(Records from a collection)
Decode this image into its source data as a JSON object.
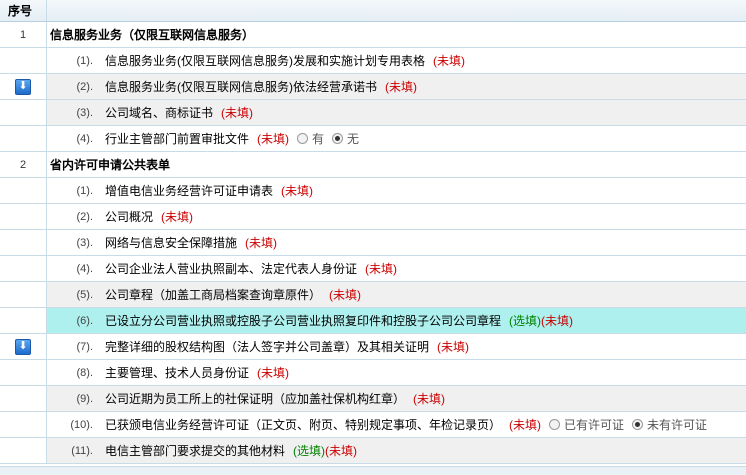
{
  "header": {
    "col_num": "序号"
  },
  "sections": [
    {
      "num": "1",
      "title": "信息服务业务（仅限互联网信息服务）",
      "items": [
        {
          "idx": "(1).",
          "text": "信息服务业务(仅限互联网信息服务)发展和实施计划专用表格",
          "req": "(未填)"
        },
        {
          "idx": "(2).",
          "text": "信息服务业务(仅限互联网信息服务)依法经营承诺书",
          "req": "(未填)",
          "download": true
        },
        {
          "idx": "(3).",
          "text": "公司域名、商标证书",
          "req": "(未填)"
        },
        {
          "idx": "(4).",
          "text": "行业主管部门前置审批文件",
          "req": "(未填)",
          "radios": [
            {
              "label": "有",
              "checked": false
            },
            {
              "label": "无",
              "checked": true
            }
          ]
        }
      ]
    },
    {
      "num": "2",
      "title": "省内许可申请公共表单",
      "items": [
        {
          "idx": "(1).",
          "text": "增值电信业务经营许可证申请表",
          "req": "(未填)"
        },
        {
          "idx": "(2).",
          "text": "公司概况",
          "req": "(未填)"
        },
        {
          "idx": "(3).",
          "text": "网络与信息安全保障措施",
          "req": "(未填)"
        },
        {
          "idx": "(4).",
          "text": "公司企业法人营业执照副本、法定代表人身份证",
          "req": "(未填)"
        },
        {
          "idx": "(5).",
          "text": "公司章程（加盖工商局档案查询章原件）",
          "req": "(未填)"
        },
        {
          "idx": "(6).",
          "text": "已设立分公司营业执照或控股子公司营业执照复印件和控股子公司公司章程",
          "opt": "(选填)",
          "req": "(未填)",
          "highlight": true
        },
        {
          "idx": "(7).",
          "text": "完整详细的股权结构图（法人签字并公司盖章）及其相关证明",
          "req": "(未填)",
          "download": true
        },
        {
          "idx": "(8).",
          "text": "主要管理、技术人员身份证",
          "req": "(未填)"
        },
        {
          "idx": "(9).",
          "text": "公司近期为员工所上的社保证明（应加盖社保机构红章）",
          "req": "(未填)"
        },
        {
          "idx": "(10).",
          "text": "已获颁电信业务经营许可证（正文页、附页、特别规定事项、年检记录页）",
          "req": "(未填)",
          "radios": [
            {
              "label": "已有许可证",
              "checked": false
            },
            {
              "label": "未有许可证",
              "checked": true
            }
          ]
        },
        {
          "idx": "(11).",
          "text": "电信主管部门要求提交的其他材料",
          "opt": "(选填)",
          "req": "(未填)"
        }
      ]
    }
  ],
  "icons": {
    "download": "download-arrow-icon",
    "radio": "radio-icon"
  },
  "colors": {
    "required": "#cc0000",
    "optional": "#008000",
    "highlight_row": "#aef0ee",
    "alt_row": "#f0f0f0",
    "border": "#c8dce8"
  }
}
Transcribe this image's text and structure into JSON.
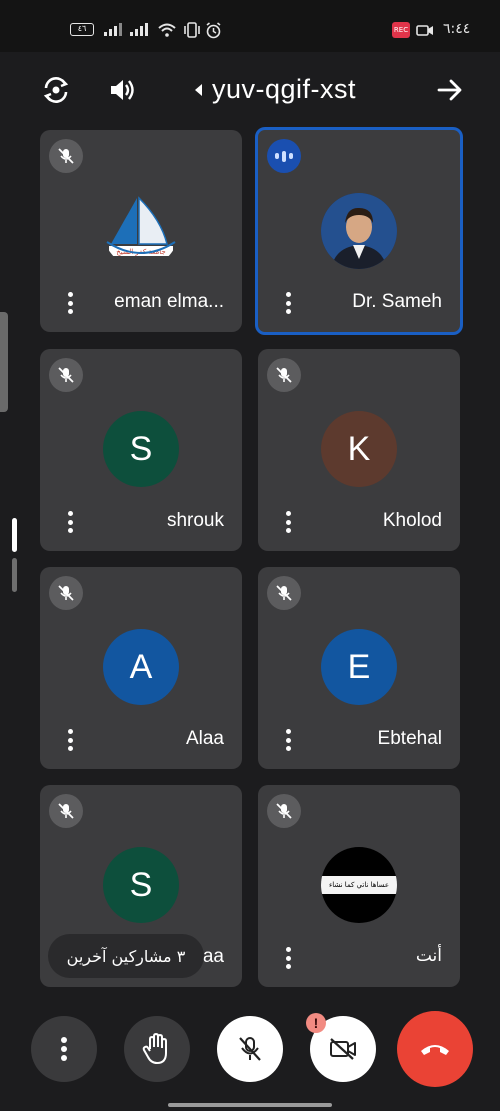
{
  "status_bar": {
    "time": "٦:٤٤",
    "battery": "٤٦"
  },
  "meeting": {
    "code": "yuv-qgif-xst"
  },
  "participants": [
    {
      "name": "eman elma...",
      "initial": "",
      "avatar_color": "#ffffff",
      "muted": true
    },
    {
      "name": "Dr. Sameh",
      "initial": "",
      "avatar_color": "#1b3d7a",
      "muted": false,
      "speaking": true
    },
    {
      "name": "shrouk",
      "initial": "S",
      "avatar_color": "#0d4f3c",
      "muted": true
    },
    {
      "name": "Kholod",
      "initial": "K",
      "avatar_color": "#5d3a2e",
      "muted": true
    },
    {
      "name": "Alaa",
      "initial": "A",
      "avatar_color": "#1256a0",
      "muted": true
    },
    {
      "name": "Ebtehal",
      "initial": "E",
      "avatar_color": "#1256a0",
      "muted": true
    },
    {
      "name": "Asmaa",
      "initial": "S",
      "avatar_color": "#0d4f3c",
      "muted": true
    },
    {
      "name": "أنت",
      "initial": "",
      "avatar_color": "#000000",
      "muted": true
    }
  ],
  "logo_text": "جامعة كفر الشيخ",
  "profile_banner_text": "عساها ناتي كما نشاء",
  "toast": {
    "text": "٣ مشاركين آخرين"
  },
  "controls": {
    "camera_alert_badge": "!"
  },
  "colors": {
    "accent_blue": "#1a5fc4",
    "end_call_red": "#ea4335",
    "tile_bg": "#3c3c3e"
  }
}
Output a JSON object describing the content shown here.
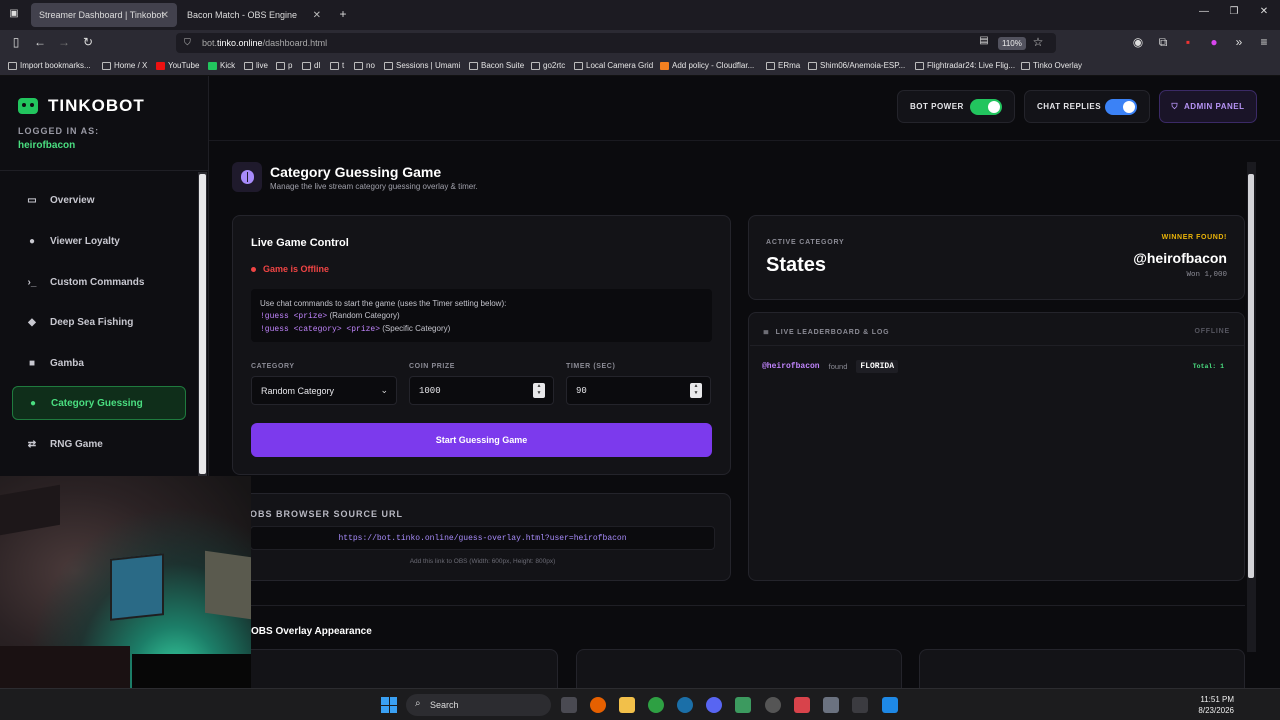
{
  "browser": {
    "tabs": [
      {
        "label": "Streamer Dashboard | Tinkobot"
      },
      {
        "label": "Bacon Match - OBS Engine"
      }
    ],
    "new_tab": "+",
    "url_prefix": "bot.",
    "url_domain": "tinko.online",
    "url_path": "/dashboard.html",
    "zoom": "110%",
    "bookmarks": [
      "Import bookmarks...",
      "Home / X",
      "YouTube",
      "Kick",
      "live",
      "p",
      "dl",
      "t",
      "no",
      "Sessions | Umami",
      "Bacon Suite",
      "go2rtc",
      "Local Camera Grid",
      "Add policy - Cloudflar...",
      "ERma",
      "Shim06/Anemoia-ESP...",
      "Flightradar24: Live Flig...",
      "Tinko Overlay"
    ]
  },
  "sidebar": {
    "brand": "TINKOBOT",
    "logged_label": "LOGGED IN AS:",
    "username": "heirofbacon",
    "items": [
      {
        "label": "Overview",
        "icon": "monitor-icon"
      },
      {
        "label": "Viewer Loyalty",
        "icon": "users-icon"
      },
      {
        "label": "Custom Commands",
        "icon": "terminal-icon"
      },
      {
        "label": "Deep Sea Fishing",
        "icon": "fish-icon"
      },
      {
        "label": "Gamba",
        "icon": "dice-icon"
      },
      {
        "label": "Category Guessing",
        "icon": "brain-icon"
      },
      {
        "label": "RNG Game",
        "icon": "random-icon"
      }
    ]
  },
  "topbar": {
    "bot_power": "BOT POWER",
    "chat_replies": "CHAT REPLIES",
    "admin_panel": "ADMIN PANEL",
    "colors": {
      "bot_power": "#22c55e",
      "chat_replies": "#3b82f6"
    }
  },
  "page": {
    "title": "Category Guessing Game",
    "subtitle": "Manage the live stream category guessing overlay & timer."
  },
  "control": {
    "title": "Live Game Control",
    "status": "Game is Offline",
    "instructions": "Use chat commands to start the game (uses the Timer setting below):",
    "cmd1": "!guess <prize>",
    "cmd1_desc": " (Random Category)",
    "cmd2": "!guess <category> <prize>",
    "cmd2_desc": " (Specific Category)",
    "category_label": "CATEGORY",
    "category_value": "Random Category",
    "prize_label": "COIN PRIZE",
    "prize_value": "1000",
    "timer_label": "TIMER (SEC)",
    "timer_value": "90",
    "start_button": "Start Guessing Game"
  },
  "obs": {
    "title": "OBS BROWSER SOURCE URL",
    "url": "https://bot.tinko.online/guess-overlay.html?user=heirofbacon",
    "hint": "Add this link to OBS (Width: 600px, Height: 800px)"
  },
  "active": {
    "label": "ACTIVE CATEGORY",
    "category": "States",
    "winner_label": "WINNER FOUND!",
    "winner": "@heirofbacon",
    "won": "Won 1,000"
  },
  "leaderboard": {
    "title": "LIVE LEADERBOARD & LOG",
    "status": "OFFLINE",
    "rows": [
      {
        "user": "@heirofbacon",
        "action": "found",
        "category": "FLORIDA",
        "total": "Total: 1"
      }
    ]
  },
  "overlay": {
    "title": "OBS Overlay Appearance"
  },
  "taskbar": {
    "search": "Search",
    "time": "11:51 PM",
    "date": "8/23/2026"
  }
}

> [Task prompt]: All of the records need repeating exactly, except for the pictures.

> [Finished task]:
Decode this image into its source data as a JSON object.
{
  "header": {
    "col_num": "序号"
  },
  "sections": [
    {
      "num": "1",
      "title": "信息服务业务（仅限互联网信息服务）",
      "items": [
        {
          "idx": "(1).",
          "text": "信息服务业务(仅限互联网信息服务)发展和实施计划专用表格",
          "req": "(未填)"
        },
        {
          "idx": "(2).",
          "text": "信息服务业务(仅限互联网信息服务)依法经营承诺书",
          "req": "(未填)",
          "download": true
        },
        {
          "idx": "(3).",
          "text": "公司域名、商标证书",
          "req": "(未填)"
        },
        {
          "idx": "(4).",
          "text": "行业主管部门前置审批文件",
          "req": "(未填)",
          "radios": [
            {
              "label": "有",
              "checked": false
            },
            {
              "label": "无",
              "checked": true
            }
          ]
        }
      ]
    },
    {
      "num": "2",
      "title": "省内许可申请公共表单",
      "items": [
        {
          "idx": "(1).",
          "text": "增值电信业务经营许可证申请表",
          "req": "(未填)"
        },
        {
          "idx": "(2).",
          "text": "公司概况",
          "req": "(未填)"
        },
        {
          "idx": "(3).",
          "text": "网络与信息安全保障措施",
          "req": "(未填)"
        },
        {
          "idx": "(4).",
          "text": "公司企业法人营业执照副本、法定代表人身份证",
          "req": "(未填)"
        },
        {
          "idx": "(5).",
          "text": "公司章程（加盖工商局档案查询章原件）",
          "req": "(未填)"
        },
        {
          "idx": "(6).",
          "text": "已设立分公司营业执照或控股子公司营业执照复印件和控股子公司公司章程",
          "opt": "(选填)",
          "req": "(未填)",
          "highlight": true
        },
        {
          "idx": "(7).",
          "text": "完整详细的股权结构图（法人签字并公司盖章）及其相关证明",
          "req": "(未填)",
          "download": true
        },
        {
          "idx": "(8).",
          "text": "主要管理、技术人员身份证",
          "req": "(未填)"
        },
        {
          "idx": "(9).",
          "text": "公司近期为员工所上的社保证明（应加盖社保机构红章）",
          "req": "(未填)"
        },
        {
          "idx": "(10).",
          "text": "已获颁电信业务经营许可证（正文页、附页、特别规定事项、年检记录页）",
          "req": "(未填)",
          "radios": [
            {
              "label": "已有许可证",
              "checked": false
            },
            {
              "label": "未有许可证",
              "checked": true
            }
          ]
        },
        {
          "idx": "(11).",
          "text": "电信主管部门要求提交的其他材料",
          "opt": "(选填)",
          "req": "(未填)"
        }
      ]
    }
  ],
  "icons": {
    "download": "download-arrow-icon",
    "radio": "radio-icon"
  },
  "colors": {
    "required": "#cc0000",
    "optional": "#008000",
    "highlight_row": "#aef0ee",
    "alt_row": "#f0f0f0",
    "border": "#c8dce8"
  }
}
Transcribe this image's text and structure into JSON.
{
  "status_bar": {
    "time": "٦:٤٤",
    "battery": "٤٦"
  },
  "meeting": {
    "code": "yuv-qgif-xst"
  },
  "participants": [
    {
      "name": "eman elma...",
      "initial": "",
      "avatar_color": "#ffffff",
      "muted": true
    },
    {
      "name": "Dr. Sameh",
      "initial": "",
      "avatar_color": "#1b3d7a",
      "muted": false,
      "speaking": true
    },
    {
      "name": "shrouk",
      "initial": "S",
      "avatar_color": "#0d4f3c",
      "muted": true
    },
    {
      "name": "Kholod",
      "initial": "K",
      "avatar_color": "#5d3a2e",
      "muted": true
    },
    {
      "name": "Alaa",
      "initial": "A",
      "avatar_color": "#1256a0",
      "muted": true
    },
    {
      "name": "Ebtehal",
      "initial": "E",
      "avatar_color": "#1256a0",
      "muted": true
    },
    {
      "name": "Asmaa",
      "initial": "S",
      "avatar_color": "#0d4f3c",
      "muted": true
    },
    {
      "name": "أنت",
      "initial": "",
      "avatar_color": "#000000",
      "muted": true
    }
  ],
  "logo_text": "جامعة كفر الشيخ",
  "profile_banner_text": "عساها ناتي كما نشاء",
  "toast": {
    "text": "٣ مشاركين آخرين"
  },
  "controls": {
    "camera_alert_badge": "!"
  },
  "colors": {
    "accent_blue": "#1a5fc4",
    "end_call_red": "#ea4335",
    "tile_bg": "#3c3c3e"
  }
}
Output a JSON object describing the content shown here.
{
  "browser": {
    "tabs": [
      {
        "label": "Streamer Dashboard | Tinkobot"
      },
      {
        "label": "Bacon Match - OBS Engine"
      }
    ],
    "new_tab": "+",
    "url_prefix": "bot.",
    "url_domain": "tinko.online",
    "url_path": "/dashboard.html",
    "zoom": "110%",
    "bookmarks": [
      "Import bookmarks...",
      "Home / X",
      "YouTube",
      "Kick",
      "live",
      "p",
      "dl",
      "t",
      "no",
      "Sessions | Umami",
      "Bacon Suite",
      "go2rtc",
      "Local Camera Grid",
      "Add policy - Cloudflar...",
      "ERma",
      "Shim06/Anemoia-ESP...",
      "Flightradar24: Live Flig...",
      "Tinko Overlay"
    ]
  },
  "sidebar": {
    "brand": "TINKOBOT",
    "logged_label": "LOGGED IN AS:",
    "username": "heirofbacon",
    "items": [
      {
        "label": "Overview",
        "icon": "monitor-icon"
      },
      {
        "label": "Viewer Loyalty",
        "icon": "users-icon"
      },
      {
        "label": "Custom Commands",
        "icon": "terminal-icon"
      },
      {
        "label": "Deep Sea Fishing",
        "icon": "fish-icon"
      },
      {
        "label": "Gamba",
        "icon": "dice-icon"
      },
      {
        "label": "Category Guessing",
        "icon": "brain-icon"
      },
      {
        "label": "RNG Game",
        "icon": "random-icon"
      }
    ]
  },
  "topbar": {
    "bot_power": "BOT POWER",
    "chat_replies": "CHAT REPLIES",
    "admin_panel": "ADMIN PANEL",
    "colors": {
      "bot_power": "#22c55e",
      "chat_replies": "#3b82f6"
    }
  },
  "page": {
    "title": "Category Guessing Game",
    "subtitle": "Manage the live stream category guessing overlay & timer."
  },
  "control": {
    "title": "Live Game Control",
    "status": "Game is Offline",
    "instructions": "Use chat commands to start the game (uses the Timer setting below):",
    "cmd1": "!guess <prize>",
    "cmd1_desc": " (Random Category)",
    "cmd2": "!guess <category> <prize>",
    "cmd2_desc": " (Specific Category)",
    "category_label": "CATEGORY",
    "category_value": "Random Category",
    "prize_label": "COIN PRIZE",
    "prize_value": "1000",
    "timer_label": "TIMER (SEC)",
    "timer_value": "90",
    "start_button": "Start Guessing Game"
  },
  "obs": {
    "title": "OBS BROWSER SOURCE URL",
    "url": "https://bot.tinko.online/guess-overlay.html?user=heirofbacon",
    "hint": "Add this link to OBS (Width: 600px, Height: 800px)"
  },
  "active": {
    "label": "ACTIVE CATEGORY",
    "category": "States",
    "winner_label": "WINNER FOUND!",
    "winner": "@heirofbacon",
    "won": "Won 1,000"
  },
  "leaderboard": {
    "title": "LIVE LEADERBOARD & LOG",
    "status": "OFFLINE",
    "rows": [
      {
        "user": "@heirofbacon",
        "action": "found",
        "category": "FLORIDA",
        "total": "Total: 1"
      }
    ]
  },
  "overlay": {
    "title": "OBS Overlay Appearance"
  },
  "taskbar": {
    "search": "Search",
    "time": "11:51 PM",
    "date": "8/23/2026"
  }
}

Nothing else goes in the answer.